:: Short task 1 ::
State whether each statement below agrees with the introduction to attribute-based encryption, answering yes or no and quoting the deciding words of that introduction: (a) identity-based encryption permits the public key to be an arbitrary string such as the receiver's email address; (b) in ciphertext-policy ABE, messages are encrypted with respect to subsets of attributes; (c) user keys in ABE are issued by the users themselves.
:: Short task 2 ::
Continue the introduction to attribute-based encryption from the point at which it stops.

:: Selected excerpt ::
......
I try to provide a brief intro.


Attribute-based encryption (ABE) is a relatively recent approach that reconsiders the concept of public-key cryptography. In traditional public-key cryptography, a message is encrypted for a specific receiver using the receiver’s public-key. Identity-based cryptography and in particular identity-based encryption (IBE) changed the traditional understanding of public-key cryptography by allowing the public-key to be an arbitrary string, e.g., the email address of the receiver. ABE goes one step further and defines the identity not atomic but as a set of attributes, e.g., roles, and messages can be encrypted with respect to subsets of attributes (key-policy ABE - KP-ABE) or policies defined over a set of attributes (ciphertext-policy ABE - CP-ABE). The key issue is, that someone should only be able to decrypt a ciphertext if the person holds a key for "matching attributes" (more below) where user keys are always issued by some trusted party.
......
:: Information supplied ::
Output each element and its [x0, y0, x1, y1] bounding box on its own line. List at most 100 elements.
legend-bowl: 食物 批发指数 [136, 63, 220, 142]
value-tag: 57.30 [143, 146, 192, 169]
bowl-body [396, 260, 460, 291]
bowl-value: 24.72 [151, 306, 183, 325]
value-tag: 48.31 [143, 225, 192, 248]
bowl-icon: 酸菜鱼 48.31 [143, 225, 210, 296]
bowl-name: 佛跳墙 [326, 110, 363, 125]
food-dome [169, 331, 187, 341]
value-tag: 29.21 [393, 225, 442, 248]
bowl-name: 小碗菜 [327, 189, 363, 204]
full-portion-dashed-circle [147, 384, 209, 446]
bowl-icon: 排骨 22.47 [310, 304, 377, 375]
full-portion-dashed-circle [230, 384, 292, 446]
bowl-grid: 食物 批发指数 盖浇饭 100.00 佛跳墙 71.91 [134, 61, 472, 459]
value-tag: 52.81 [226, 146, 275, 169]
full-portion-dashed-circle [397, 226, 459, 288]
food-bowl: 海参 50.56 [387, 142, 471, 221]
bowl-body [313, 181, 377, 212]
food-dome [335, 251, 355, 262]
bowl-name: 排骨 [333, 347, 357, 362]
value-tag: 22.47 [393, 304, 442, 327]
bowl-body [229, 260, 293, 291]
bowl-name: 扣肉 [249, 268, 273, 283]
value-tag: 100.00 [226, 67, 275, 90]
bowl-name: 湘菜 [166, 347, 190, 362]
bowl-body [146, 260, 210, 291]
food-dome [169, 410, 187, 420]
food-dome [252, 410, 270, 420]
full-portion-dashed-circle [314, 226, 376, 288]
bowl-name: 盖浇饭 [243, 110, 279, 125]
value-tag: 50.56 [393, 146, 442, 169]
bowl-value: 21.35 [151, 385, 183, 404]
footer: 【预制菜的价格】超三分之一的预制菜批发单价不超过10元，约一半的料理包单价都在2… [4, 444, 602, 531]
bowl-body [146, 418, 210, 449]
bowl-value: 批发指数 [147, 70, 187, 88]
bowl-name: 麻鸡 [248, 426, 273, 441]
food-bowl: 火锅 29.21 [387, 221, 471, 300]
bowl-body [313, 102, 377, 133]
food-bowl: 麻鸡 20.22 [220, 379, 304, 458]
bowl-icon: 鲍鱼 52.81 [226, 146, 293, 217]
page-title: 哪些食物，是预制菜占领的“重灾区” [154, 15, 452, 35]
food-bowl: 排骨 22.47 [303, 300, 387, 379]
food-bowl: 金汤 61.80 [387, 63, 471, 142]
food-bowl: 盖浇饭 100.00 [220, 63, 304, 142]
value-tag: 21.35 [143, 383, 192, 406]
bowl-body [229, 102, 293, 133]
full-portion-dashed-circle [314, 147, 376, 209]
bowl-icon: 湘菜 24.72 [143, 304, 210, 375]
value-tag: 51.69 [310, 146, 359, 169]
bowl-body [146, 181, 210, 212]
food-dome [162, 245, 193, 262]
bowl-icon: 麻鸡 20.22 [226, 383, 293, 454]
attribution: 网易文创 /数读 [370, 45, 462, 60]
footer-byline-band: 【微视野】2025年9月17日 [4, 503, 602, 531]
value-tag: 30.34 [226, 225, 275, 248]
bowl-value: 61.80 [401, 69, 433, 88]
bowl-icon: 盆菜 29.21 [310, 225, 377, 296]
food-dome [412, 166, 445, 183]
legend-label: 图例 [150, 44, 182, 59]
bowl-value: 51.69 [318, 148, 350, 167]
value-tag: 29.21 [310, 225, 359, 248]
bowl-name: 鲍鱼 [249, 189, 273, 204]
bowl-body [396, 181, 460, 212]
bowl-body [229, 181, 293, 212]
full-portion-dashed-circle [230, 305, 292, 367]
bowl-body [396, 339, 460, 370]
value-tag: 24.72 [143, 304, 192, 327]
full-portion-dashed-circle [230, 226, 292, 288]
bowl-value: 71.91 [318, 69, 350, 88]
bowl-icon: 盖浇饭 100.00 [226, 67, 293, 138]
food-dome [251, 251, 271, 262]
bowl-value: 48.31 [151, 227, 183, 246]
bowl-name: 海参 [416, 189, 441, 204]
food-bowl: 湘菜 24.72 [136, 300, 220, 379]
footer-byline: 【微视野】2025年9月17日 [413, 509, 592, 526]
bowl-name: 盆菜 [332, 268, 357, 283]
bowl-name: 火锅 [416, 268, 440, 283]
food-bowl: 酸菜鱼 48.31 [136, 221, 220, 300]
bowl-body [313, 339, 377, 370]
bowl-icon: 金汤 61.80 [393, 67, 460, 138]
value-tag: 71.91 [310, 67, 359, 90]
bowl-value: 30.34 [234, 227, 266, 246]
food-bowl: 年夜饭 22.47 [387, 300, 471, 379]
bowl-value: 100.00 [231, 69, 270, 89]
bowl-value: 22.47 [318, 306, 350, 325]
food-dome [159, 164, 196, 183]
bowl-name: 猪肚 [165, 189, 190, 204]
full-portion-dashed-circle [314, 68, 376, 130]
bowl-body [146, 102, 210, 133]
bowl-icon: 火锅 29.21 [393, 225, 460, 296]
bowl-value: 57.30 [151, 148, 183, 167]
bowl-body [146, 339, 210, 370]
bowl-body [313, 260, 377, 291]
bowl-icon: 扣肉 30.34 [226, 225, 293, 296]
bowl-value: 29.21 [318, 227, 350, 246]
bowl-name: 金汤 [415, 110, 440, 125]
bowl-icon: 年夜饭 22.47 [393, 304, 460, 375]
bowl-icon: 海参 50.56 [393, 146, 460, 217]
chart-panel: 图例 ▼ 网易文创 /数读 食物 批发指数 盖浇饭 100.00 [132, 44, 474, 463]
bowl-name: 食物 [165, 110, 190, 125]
......
:: Task answer 1 ::
(a) Yes: "by allowing the public-key to be an arbitrary string, e.g., the email address of the receiver."
(b) No: "messages can be encrypted with respect to subsets of attributes (key-policy ABE - KP-ABE) or policies defined over a set of attributes (ciphertext-policy ABE - CP-ABE)."
(c) No: "where user keys are always issued by some trusted party."

:: Task answer 2 ::
Ciphertext-Policy ABE

In ciphertext-policy attribute-based encryption (CP-ABE) a user’s private-key is associated with a set of attributes and a ciphertext specifies an access policy over a defined universe of attributes within the system. A user will be ale to decrypt a ciphertext, if and only if his attributes satisfy the policy of the respective ciphertext. Policies may be defined over attributes using conjunctions, disjunctions and $(k,n)$-threshold gates, i.e., $k$ out of $n$ attributes have to be present (there may also be non-monotone access policies with additional negations and meanwhile there are also constructions for policies defined as arbitrary circuits). For instance, let us assume that the universe of attributes is defined to be $\{A,B,C,D\}$ and user 1 receives a key to attributes $\{A,B\}$ and user 2 to attribute $\{D\}$. If a ciphertext is encrypted with respect to the policy $(A \wedge C) \vee D$, then user 2 will be able to decrypt, while user 1 will not be able to decrypt.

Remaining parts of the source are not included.